> _Brief_
The answer must consist of every record, printed exactly as it stands.

[Supplied data Boundary: Start]

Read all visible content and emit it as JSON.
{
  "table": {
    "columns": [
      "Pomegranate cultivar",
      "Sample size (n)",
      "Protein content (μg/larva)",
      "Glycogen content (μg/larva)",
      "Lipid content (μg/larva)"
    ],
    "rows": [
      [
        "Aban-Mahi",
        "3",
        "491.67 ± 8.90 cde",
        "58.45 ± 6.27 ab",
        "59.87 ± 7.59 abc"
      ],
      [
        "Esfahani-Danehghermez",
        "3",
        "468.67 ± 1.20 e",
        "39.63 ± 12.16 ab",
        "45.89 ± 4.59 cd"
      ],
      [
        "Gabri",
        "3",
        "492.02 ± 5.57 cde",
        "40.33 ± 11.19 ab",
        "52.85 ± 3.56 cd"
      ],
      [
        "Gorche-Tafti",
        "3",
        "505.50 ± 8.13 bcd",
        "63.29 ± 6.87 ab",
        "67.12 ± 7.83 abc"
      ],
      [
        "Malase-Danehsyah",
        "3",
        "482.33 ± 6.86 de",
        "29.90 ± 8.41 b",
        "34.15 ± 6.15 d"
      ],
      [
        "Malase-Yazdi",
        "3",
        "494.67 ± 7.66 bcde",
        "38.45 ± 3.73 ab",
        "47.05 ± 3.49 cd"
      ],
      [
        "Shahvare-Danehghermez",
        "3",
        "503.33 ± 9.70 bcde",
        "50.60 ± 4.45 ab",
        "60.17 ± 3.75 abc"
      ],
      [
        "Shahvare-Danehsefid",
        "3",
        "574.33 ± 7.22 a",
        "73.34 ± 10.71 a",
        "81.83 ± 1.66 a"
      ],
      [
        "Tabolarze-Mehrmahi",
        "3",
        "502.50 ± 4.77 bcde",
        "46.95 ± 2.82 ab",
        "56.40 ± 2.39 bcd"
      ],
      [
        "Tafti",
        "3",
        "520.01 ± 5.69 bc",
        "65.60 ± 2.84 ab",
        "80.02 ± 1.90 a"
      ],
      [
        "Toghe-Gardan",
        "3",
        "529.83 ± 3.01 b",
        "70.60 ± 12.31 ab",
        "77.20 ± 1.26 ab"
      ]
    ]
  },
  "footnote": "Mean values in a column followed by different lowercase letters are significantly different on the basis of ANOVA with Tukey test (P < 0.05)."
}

[Supplied data Boundary: End]

> _The answer_
Read all visible content and emit it as JSON.
{
  "table": {
    "columns": [
      "Pomegranate cultivar",
      "Sample size (n)",
      "Protein content (μg/larva)",
      "Glycogen content (μg/larva)",
      "Lipid content (μg/larva)"
    ],
    "rows": [
      [
        "Aban-Mahi",
        "3",
        "491.67 ± 8.90 cde",
        "58.45 ± 6.27 ab",
        "59.87 ± 7.59 abc"
      ],
      [
        "Esfahani-Danehghermez",
        "3",
        "468.67 ± 1.20 e",
        "39.63 ± 12.16 ab",
        "45.89 ± 4.59 cd"
      ],
      [
        "Gabri",
        "3",
        "492.02 ± 5.57 cde",
        "40.33 ± 11.19 ab",
        "52.85 ± 3.56 cd"
      ],
      [
        "Gorche-Tafti",
        "3",
        "505.50 ± 8.13 bcd",
        "63.29 ± 6.87 ab",
        "67.12 ± 7.83 abc"
      ],
      [
        "Malase-Danehsyah",
        "3",
        "482.33 ± 6.86 de",
        "29.90 ± 8.41 b",
        "34.15 ± 6.15 d"
      ],
      [
        "Malase-Yazdi",
        "3",
        "494.67 ± 7.66 bcde",
        "38.45 ± 3.73 ab",
        "47.05 ± 3.49 cd"
      ],
      [
        "Shahvare-Danehghermez",
        "3",
        "503.33 ± 9.70 bcde",
        "50.60 ± 4.45 ab",
        "60.17 ± 3.75 abc"
      ],
      [
        "Shahvare-Danehsefid",
        "3",
        "574.33 ± 7.22 a",
        "73.34 ± 10.71 a",
        "81.83 ± 1.66 a"
      ],
      [
        "Tabolarze-Mehrmahi",
        "3",
        "502.50 ± 4.77 bcde",
        "46.95 ± 2.82 ab",
        "56.40 ± 2.39 bcd"
      ],
      [
        "Tafti",
        "3",
        "520.01 ± 5.69 bc",
        "65.60 ± 2.84 ab",
        "80.02 ± 1.90 a"
      ],
      [
        "Toghe-Gardan",
        "3",
        "529.83 ± 3.01 b",
        "70.60 ± 12.31 ab",
        "77.20 ± 1.26 ab"
      ]
    ]
  },
  "footnote": "Mean values in a column followed by different lowercase letters are significantly different on the basis of ANOVA with Tukey test (P < 0.05)."
}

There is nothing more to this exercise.